== Task input ==
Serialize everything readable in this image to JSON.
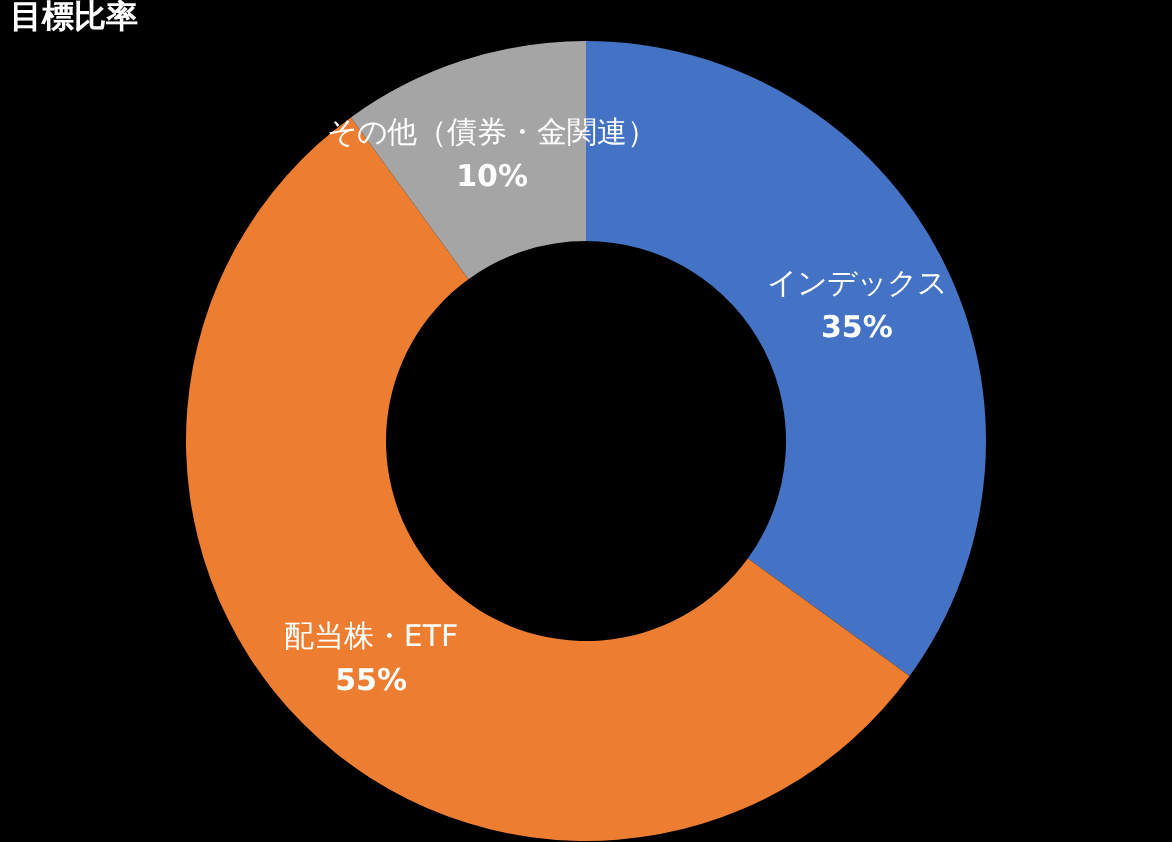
{
  "chart_data": {
    "type": "donut",
    "title": "目標比率",
    "categories": [
      "インデックス",
      "配当株・ETF",
      "その他（債券・金関連）"
    ],
    "values": [
      35,
      55,
      10
    ],
    "colors": [
      "#4472c4",
      "#ed7d31",
      "#a5a5a5"
    ],
    "value_labels": [
      "35%",
      "55%",
      "10%"
    ],
    "legend": false
  }
}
===
Reproduce each line of the records exactly, and omit every picture.

■ Final answer
Serialize everything readable in this image to JSON.
{
  "chart_data": {
    "type": "donut",
    "title": "目標比率",
    "categories": [
      "インデックス",
      "配当株・ETF",
      "その他（債券・金関連）"
    ],
    "values": [
      35,
      55,
      10
    ],
    "colors": [
      "#4472c4",
      "#ed7d31",
      "#a5a5a5"
    ],
    "value_labels": [
      "35%",
      "55%",
      "10%"
    ],
    "legend": false
  }
}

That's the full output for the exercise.